WRITTEN REQUEST
Return each line holding the string "flush".

RECORDS PROVIDED
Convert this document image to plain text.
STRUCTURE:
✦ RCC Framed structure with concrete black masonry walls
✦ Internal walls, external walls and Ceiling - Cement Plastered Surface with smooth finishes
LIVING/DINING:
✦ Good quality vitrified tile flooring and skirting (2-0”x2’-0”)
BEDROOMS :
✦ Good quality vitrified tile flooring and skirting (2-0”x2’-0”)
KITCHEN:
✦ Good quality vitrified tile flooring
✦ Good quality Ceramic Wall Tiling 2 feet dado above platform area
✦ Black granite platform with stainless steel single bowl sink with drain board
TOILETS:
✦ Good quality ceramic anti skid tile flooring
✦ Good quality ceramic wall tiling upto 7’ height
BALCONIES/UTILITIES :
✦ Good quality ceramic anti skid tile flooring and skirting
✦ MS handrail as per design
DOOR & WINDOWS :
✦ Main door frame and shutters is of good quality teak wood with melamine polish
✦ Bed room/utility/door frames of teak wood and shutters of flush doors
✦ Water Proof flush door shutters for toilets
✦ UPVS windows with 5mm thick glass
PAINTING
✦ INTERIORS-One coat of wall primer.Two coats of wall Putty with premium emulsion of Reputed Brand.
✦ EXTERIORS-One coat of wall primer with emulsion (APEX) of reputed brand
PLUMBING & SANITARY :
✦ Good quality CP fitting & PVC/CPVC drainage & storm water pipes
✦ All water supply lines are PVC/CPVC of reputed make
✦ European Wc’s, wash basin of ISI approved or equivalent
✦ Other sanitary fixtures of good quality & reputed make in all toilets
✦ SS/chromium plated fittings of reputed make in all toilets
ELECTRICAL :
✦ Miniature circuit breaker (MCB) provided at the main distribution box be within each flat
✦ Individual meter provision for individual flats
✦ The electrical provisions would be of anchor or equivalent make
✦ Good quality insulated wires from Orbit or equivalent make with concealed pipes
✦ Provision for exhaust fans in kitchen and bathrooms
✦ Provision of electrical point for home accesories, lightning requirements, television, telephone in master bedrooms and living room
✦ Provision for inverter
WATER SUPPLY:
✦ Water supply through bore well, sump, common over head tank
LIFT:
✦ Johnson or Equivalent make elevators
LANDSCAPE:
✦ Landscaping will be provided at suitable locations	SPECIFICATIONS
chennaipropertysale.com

THE REPLY
✦ Bed room/utility/door frames of teak wood and shutters of flush doors
✦ Water Proof flush door shutters for toilets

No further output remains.